◆ Task objective
Extract every line that contains the string "with".

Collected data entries
'''
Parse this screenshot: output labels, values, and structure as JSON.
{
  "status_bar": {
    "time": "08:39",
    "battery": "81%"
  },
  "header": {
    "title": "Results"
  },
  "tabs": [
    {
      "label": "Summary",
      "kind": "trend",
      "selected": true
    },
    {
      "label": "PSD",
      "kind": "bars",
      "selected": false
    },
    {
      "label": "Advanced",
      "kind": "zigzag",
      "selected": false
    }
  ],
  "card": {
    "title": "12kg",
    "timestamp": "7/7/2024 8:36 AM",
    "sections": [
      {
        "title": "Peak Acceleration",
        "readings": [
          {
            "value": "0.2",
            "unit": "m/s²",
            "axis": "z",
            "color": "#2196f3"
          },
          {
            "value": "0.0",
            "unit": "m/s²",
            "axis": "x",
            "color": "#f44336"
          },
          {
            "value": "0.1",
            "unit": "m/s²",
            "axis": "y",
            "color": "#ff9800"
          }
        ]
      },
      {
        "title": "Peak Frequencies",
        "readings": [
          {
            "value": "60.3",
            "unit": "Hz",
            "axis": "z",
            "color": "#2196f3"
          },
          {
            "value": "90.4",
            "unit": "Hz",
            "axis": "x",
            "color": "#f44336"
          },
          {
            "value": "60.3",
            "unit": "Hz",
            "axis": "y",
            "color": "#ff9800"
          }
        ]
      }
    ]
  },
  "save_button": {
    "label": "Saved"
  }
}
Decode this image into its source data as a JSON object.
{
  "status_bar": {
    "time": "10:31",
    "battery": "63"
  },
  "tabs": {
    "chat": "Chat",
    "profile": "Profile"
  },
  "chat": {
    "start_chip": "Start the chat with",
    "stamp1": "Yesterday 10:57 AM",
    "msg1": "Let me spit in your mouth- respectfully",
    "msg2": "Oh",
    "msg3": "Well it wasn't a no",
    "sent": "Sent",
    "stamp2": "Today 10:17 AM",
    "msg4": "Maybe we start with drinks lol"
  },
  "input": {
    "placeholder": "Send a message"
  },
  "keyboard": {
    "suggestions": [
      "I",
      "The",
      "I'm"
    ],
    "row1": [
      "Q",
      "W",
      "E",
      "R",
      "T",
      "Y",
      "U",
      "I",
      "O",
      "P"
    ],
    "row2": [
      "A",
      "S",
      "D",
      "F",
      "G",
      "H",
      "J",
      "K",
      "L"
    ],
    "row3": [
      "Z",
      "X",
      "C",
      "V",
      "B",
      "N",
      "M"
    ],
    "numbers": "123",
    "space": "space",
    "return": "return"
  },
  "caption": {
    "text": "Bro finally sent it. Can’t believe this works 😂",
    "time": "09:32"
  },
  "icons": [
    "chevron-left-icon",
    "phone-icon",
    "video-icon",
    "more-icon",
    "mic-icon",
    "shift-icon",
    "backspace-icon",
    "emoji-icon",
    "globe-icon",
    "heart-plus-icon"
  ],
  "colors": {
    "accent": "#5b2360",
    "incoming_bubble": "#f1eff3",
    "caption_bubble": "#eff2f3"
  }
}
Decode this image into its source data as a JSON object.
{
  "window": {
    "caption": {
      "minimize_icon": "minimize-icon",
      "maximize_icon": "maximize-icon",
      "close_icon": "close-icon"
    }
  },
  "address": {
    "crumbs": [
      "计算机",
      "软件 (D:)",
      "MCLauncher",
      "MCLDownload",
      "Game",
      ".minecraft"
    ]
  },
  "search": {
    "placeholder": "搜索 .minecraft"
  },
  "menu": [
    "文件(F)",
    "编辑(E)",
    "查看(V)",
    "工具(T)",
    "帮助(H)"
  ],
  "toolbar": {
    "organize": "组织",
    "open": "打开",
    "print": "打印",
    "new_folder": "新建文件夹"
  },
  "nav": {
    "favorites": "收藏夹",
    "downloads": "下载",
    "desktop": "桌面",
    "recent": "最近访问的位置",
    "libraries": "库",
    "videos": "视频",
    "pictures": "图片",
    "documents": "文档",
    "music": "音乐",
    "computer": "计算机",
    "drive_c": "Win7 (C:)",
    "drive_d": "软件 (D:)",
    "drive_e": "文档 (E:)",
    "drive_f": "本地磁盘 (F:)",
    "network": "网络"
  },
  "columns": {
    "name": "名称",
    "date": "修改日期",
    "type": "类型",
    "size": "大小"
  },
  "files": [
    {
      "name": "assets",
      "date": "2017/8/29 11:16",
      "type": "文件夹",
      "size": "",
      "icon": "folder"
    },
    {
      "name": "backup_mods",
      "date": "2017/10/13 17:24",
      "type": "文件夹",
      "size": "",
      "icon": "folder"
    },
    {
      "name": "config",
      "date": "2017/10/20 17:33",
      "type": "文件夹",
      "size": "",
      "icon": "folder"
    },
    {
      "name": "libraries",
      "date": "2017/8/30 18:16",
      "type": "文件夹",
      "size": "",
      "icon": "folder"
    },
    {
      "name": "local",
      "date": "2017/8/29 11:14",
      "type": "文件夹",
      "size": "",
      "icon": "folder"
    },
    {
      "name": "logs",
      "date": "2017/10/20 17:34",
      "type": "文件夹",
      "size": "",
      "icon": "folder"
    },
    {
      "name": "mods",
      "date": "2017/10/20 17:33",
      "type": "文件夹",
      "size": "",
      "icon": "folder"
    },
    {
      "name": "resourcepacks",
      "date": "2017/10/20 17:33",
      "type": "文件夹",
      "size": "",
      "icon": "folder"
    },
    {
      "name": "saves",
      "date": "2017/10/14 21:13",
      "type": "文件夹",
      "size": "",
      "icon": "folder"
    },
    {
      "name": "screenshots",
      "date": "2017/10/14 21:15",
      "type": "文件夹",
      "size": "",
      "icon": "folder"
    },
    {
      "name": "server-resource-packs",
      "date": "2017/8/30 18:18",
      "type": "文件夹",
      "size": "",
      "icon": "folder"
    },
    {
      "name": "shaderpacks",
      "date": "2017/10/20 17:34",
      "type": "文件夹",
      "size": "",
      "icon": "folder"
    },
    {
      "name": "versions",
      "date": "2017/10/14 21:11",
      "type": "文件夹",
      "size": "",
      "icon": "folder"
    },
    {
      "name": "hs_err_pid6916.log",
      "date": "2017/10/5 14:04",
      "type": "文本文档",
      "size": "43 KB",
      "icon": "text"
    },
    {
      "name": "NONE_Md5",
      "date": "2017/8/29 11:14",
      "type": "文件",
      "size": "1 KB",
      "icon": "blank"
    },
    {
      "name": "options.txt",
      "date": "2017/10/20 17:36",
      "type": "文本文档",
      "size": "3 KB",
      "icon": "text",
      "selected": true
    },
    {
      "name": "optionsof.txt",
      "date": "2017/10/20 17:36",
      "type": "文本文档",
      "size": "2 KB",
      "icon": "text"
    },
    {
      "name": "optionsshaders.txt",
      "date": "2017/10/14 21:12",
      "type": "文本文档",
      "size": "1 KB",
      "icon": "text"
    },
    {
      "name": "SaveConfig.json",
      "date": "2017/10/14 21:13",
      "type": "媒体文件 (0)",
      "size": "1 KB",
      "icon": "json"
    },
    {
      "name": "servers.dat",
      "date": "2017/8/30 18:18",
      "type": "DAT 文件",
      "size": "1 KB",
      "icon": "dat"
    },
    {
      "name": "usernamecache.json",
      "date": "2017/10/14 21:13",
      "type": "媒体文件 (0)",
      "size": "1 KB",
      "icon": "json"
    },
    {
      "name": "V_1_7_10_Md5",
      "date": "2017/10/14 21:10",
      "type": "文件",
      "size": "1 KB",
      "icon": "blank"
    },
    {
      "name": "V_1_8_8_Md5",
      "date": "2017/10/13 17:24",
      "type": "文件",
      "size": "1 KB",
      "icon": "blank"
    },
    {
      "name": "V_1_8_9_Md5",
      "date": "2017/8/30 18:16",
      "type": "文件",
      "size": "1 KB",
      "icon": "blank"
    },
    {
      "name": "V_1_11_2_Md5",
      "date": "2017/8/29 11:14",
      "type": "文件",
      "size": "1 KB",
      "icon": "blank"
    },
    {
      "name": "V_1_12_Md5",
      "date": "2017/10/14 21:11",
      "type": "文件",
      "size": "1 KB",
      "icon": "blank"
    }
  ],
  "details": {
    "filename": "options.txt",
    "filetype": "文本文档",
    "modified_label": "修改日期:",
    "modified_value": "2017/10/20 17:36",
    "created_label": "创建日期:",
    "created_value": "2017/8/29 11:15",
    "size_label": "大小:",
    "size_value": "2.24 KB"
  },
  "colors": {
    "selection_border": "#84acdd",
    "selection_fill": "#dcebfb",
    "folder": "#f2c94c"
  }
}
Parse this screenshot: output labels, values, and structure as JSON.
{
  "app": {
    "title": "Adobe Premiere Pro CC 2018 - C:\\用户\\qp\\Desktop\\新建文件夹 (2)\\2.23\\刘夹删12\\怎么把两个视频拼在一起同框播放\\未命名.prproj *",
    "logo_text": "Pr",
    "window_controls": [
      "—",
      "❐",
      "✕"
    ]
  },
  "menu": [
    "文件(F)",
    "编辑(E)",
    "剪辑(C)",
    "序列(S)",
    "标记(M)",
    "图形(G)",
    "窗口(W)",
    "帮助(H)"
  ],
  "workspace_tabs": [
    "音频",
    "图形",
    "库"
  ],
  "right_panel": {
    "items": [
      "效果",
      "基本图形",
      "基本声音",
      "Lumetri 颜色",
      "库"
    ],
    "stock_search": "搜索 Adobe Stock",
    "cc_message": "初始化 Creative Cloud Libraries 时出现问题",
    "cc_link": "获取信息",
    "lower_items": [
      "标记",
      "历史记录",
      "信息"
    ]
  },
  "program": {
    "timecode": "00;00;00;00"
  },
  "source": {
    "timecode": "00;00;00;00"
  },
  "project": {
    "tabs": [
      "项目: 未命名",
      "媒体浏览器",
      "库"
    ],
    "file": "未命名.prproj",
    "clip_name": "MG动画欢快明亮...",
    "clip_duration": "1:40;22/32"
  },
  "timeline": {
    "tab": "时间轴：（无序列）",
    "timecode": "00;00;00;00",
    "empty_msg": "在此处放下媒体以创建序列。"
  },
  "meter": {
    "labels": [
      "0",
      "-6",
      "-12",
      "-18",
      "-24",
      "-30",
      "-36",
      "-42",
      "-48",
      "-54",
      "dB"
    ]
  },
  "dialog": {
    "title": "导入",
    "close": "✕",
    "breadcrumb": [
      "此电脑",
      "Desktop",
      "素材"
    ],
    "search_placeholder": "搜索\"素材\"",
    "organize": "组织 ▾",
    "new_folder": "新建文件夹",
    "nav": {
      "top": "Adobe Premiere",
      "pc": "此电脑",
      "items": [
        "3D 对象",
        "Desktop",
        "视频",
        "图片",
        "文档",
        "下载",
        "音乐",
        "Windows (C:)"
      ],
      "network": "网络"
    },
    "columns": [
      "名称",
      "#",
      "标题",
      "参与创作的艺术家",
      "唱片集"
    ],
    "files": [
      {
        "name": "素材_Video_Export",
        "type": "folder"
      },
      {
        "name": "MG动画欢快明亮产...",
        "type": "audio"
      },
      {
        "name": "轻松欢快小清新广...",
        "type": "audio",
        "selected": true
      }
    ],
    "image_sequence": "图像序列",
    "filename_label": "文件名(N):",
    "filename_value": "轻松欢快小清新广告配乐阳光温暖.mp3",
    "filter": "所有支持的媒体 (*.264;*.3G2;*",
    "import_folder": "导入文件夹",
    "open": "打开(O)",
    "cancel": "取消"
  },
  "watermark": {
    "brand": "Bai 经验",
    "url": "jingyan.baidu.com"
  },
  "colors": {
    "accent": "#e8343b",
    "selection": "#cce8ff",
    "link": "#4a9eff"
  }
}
'''
◆ Expected answer
    "start_chip": "Start the chat with",
    "msg4": "Maybe we start with drinks lol"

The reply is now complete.